§ PROBLEM TO WORK ON: From the entries provided below, copy each line that contains the word "name".

Dataset records:
## Start

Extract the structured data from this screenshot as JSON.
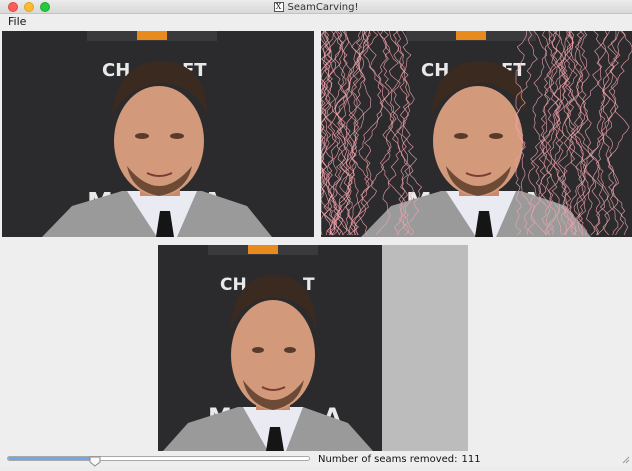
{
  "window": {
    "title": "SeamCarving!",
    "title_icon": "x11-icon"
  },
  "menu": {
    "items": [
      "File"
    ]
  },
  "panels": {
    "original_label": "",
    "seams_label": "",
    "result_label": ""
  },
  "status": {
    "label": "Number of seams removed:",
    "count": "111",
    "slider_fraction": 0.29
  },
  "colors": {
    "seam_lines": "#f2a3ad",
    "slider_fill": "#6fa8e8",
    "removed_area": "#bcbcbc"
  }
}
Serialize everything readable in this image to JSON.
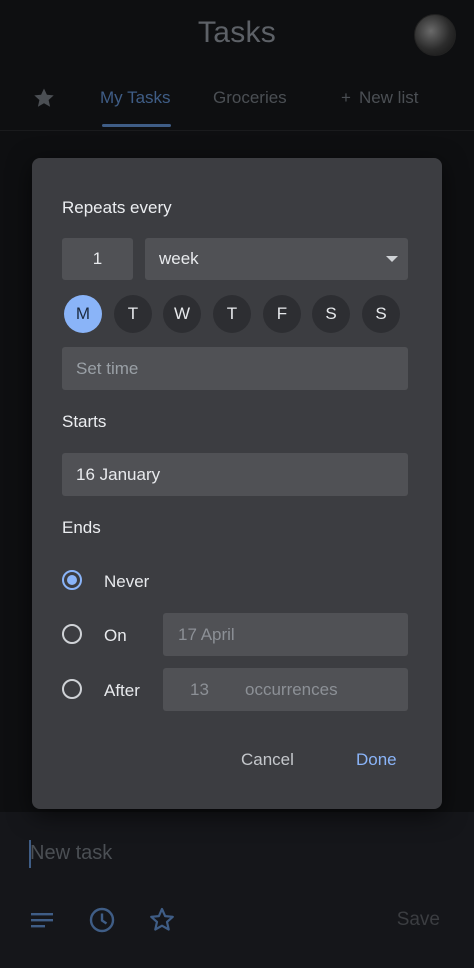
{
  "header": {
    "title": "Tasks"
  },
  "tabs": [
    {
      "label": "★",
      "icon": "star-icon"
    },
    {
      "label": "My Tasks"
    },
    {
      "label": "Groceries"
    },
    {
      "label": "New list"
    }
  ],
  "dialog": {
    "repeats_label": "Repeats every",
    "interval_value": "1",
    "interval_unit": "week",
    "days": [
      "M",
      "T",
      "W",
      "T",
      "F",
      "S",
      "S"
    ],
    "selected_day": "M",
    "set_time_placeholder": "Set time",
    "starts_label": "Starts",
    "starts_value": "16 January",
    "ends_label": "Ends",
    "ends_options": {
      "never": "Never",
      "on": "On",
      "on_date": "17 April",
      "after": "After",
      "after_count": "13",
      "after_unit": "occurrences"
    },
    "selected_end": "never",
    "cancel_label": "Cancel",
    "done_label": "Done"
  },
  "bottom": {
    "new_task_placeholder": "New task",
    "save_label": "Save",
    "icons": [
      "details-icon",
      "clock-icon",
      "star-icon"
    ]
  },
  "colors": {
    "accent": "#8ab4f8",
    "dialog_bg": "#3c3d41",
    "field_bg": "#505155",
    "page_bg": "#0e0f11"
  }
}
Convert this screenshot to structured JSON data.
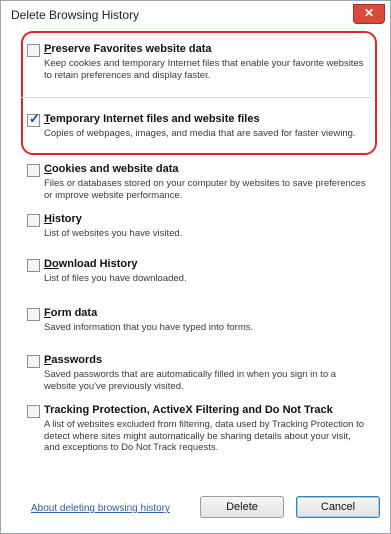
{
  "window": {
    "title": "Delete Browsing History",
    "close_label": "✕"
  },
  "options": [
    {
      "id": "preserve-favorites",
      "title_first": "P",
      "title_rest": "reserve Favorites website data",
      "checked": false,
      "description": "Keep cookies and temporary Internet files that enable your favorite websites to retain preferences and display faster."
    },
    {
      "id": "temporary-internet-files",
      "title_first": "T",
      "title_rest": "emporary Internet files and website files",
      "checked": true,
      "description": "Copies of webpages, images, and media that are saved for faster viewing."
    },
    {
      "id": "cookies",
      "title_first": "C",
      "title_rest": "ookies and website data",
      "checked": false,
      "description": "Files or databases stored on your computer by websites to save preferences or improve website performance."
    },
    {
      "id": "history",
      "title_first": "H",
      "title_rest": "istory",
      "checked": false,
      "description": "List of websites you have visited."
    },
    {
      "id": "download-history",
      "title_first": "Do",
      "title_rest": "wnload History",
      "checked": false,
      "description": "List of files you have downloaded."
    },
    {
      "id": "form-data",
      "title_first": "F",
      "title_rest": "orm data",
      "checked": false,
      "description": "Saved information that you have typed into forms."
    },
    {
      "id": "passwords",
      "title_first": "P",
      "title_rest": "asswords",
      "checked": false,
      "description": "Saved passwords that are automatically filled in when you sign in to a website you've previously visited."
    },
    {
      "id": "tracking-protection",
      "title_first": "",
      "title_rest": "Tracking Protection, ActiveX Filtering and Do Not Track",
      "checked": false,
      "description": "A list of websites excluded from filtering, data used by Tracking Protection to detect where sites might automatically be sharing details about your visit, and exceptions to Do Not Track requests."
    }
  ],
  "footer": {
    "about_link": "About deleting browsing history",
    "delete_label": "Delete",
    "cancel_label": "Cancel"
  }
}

## End
## Start

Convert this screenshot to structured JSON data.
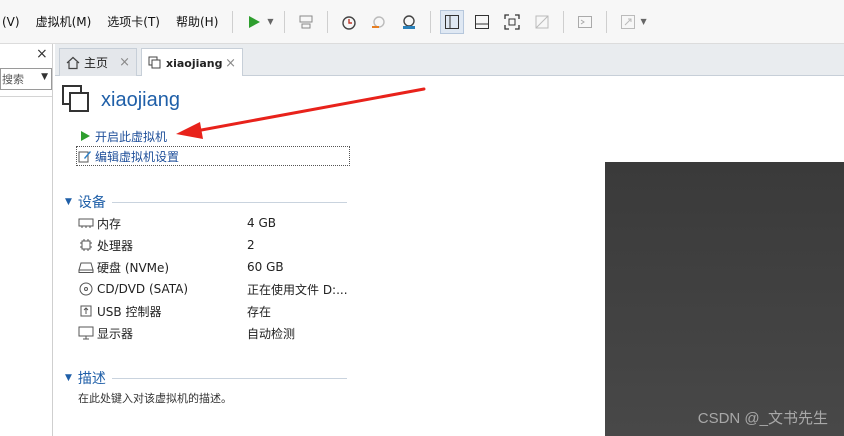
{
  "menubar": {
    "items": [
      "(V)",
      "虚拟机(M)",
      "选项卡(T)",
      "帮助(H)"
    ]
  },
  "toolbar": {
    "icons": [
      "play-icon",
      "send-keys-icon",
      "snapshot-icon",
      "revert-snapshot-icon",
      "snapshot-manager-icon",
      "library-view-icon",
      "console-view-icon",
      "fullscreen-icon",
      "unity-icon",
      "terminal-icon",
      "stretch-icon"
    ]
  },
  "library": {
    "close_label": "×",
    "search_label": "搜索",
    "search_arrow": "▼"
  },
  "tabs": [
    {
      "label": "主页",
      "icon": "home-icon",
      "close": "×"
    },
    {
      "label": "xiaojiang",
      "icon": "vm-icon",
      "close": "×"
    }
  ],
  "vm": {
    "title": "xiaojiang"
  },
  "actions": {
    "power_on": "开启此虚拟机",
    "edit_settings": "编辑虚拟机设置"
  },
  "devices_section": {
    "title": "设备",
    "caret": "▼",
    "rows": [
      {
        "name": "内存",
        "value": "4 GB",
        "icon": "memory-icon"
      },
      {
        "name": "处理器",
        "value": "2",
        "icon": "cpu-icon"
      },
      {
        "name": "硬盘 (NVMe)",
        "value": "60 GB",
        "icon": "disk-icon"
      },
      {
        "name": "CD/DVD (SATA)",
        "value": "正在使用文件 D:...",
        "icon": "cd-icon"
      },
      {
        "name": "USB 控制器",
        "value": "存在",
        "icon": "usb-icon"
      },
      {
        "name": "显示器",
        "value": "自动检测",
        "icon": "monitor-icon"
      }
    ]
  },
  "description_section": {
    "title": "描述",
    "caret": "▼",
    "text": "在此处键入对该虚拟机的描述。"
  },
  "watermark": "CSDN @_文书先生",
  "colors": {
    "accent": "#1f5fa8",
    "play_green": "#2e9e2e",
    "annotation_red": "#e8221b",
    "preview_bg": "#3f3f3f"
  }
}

## End

§ RESULT OF THE EXERCISE:
        "name": "内存",
        "name": "处理器",
        "name": "硬盘 (NVMe)",
        "name": "CD/DVD (SATA)",
        "name": "USB 控制器",
        "name": "显示器",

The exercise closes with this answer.